# Records provided:
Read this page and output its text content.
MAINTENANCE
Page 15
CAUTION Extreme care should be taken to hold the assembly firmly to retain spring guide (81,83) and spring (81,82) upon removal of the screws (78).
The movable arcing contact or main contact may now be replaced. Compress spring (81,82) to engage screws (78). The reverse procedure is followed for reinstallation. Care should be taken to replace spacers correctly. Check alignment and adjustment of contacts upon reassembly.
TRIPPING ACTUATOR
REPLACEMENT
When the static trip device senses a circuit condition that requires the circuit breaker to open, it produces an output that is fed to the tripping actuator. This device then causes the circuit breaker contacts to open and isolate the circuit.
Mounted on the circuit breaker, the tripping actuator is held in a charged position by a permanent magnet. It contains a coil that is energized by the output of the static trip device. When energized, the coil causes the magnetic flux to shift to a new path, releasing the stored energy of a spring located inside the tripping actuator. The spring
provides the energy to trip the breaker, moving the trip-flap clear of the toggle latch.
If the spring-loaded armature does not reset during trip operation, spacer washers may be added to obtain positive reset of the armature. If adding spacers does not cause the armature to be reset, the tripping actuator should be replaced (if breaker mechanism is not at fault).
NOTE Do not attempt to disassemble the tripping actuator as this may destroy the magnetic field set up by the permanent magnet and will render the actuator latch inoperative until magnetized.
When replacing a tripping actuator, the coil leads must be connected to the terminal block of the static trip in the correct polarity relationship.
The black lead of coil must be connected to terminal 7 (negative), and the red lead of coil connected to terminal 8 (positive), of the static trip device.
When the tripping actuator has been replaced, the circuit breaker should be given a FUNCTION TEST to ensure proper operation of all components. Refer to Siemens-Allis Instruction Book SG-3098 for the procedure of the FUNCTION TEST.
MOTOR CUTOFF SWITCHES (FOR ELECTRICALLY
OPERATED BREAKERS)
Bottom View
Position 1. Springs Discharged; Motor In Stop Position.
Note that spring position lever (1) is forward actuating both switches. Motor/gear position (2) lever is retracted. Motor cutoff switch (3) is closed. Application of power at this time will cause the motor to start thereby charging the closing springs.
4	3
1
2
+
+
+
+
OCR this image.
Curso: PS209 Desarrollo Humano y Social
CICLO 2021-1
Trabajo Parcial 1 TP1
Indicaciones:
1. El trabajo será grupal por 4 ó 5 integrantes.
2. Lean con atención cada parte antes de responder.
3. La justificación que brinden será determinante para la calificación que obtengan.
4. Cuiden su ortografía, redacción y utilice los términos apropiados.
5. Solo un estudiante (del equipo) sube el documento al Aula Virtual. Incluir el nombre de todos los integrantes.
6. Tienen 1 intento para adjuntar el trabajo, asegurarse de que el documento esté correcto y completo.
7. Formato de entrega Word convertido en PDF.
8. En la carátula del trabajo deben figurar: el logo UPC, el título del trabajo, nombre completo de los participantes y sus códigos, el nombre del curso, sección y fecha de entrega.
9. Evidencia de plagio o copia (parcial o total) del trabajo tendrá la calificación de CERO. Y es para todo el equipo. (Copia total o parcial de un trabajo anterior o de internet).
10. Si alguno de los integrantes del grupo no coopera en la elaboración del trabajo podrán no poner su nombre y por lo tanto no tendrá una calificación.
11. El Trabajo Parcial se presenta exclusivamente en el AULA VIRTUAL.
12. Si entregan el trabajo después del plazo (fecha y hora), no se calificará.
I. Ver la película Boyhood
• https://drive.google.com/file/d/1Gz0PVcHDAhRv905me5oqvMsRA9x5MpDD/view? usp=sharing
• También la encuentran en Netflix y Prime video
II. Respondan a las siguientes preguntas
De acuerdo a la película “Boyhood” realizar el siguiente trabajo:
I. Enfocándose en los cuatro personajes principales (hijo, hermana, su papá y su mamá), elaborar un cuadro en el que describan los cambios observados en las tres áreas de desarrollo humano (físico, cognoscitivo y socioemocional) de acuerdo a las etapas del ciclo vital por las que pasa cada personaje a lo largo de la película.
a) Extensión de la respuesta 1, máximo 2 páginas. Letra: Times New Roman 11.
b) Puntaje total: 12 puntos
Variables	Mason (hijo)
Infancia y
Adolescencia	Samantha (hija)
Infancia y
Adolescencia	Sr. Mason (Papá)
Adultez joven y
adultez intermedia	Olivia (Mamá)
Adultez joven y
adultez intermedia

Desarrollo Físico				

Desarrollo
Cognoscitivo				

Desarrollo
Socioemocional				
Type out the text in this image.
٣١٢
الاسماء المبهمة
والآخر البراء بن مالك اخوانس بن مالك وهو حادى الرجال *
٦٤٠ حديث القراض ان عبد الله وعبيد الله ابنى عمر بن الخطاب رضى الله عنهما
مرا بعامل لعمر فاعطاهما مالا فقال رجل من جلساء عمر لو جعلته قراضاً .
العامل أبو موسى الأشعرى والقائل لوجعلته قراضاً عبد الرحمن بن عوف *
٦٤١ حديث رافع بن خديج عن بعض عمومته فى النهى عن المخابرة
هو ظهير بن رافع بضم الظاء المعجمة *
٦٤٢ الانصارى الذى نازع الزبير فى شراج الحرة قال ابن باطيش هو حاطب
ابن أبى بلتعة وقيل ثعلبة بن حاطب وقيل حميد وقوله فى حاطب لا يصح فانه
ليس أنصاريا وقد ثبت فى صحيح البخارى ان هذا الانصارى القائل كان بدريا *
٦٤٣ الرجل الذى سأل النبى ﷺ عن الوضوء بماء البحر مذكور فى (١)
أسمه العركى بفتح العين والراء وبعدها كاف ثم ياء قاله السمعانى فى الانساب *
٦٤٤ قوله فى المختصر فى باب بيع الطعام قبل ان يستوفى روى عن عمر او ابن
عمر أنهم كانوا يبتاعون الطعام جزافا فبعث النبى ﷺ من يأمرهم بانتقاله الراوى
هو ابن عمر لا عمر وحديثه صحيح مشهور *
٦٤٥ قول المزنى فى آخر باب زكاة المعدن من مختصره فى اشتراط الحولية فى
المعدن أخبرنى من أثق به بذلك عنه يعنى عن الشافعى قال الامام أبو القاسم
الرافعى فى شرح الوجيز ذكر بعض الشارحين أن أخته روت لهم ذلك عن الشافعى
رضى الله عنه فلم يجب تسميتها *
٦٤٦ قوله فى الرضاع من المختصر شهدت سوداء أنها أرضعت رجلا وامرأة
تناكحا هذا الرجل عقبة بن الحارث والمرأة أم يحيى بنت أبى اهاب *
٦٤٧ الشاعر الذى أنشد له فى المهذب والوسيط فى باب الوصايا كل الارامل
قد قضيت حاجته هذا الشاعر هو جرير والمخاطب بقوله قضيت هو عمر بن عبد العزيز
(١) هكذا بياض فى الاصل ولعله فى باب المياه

# Instruction:
Search the records for the word "terminal". Copy every line that has it.

# Problem solution:
When replacing a tripping actuator, the coil leads must be connected to the terminal block of the static trip in the correct polarity relationship.
The black lead of coil must be connected to terminal 7 (negative), and the red lead of coil connected to terminal 8 (positive), of the static trip device.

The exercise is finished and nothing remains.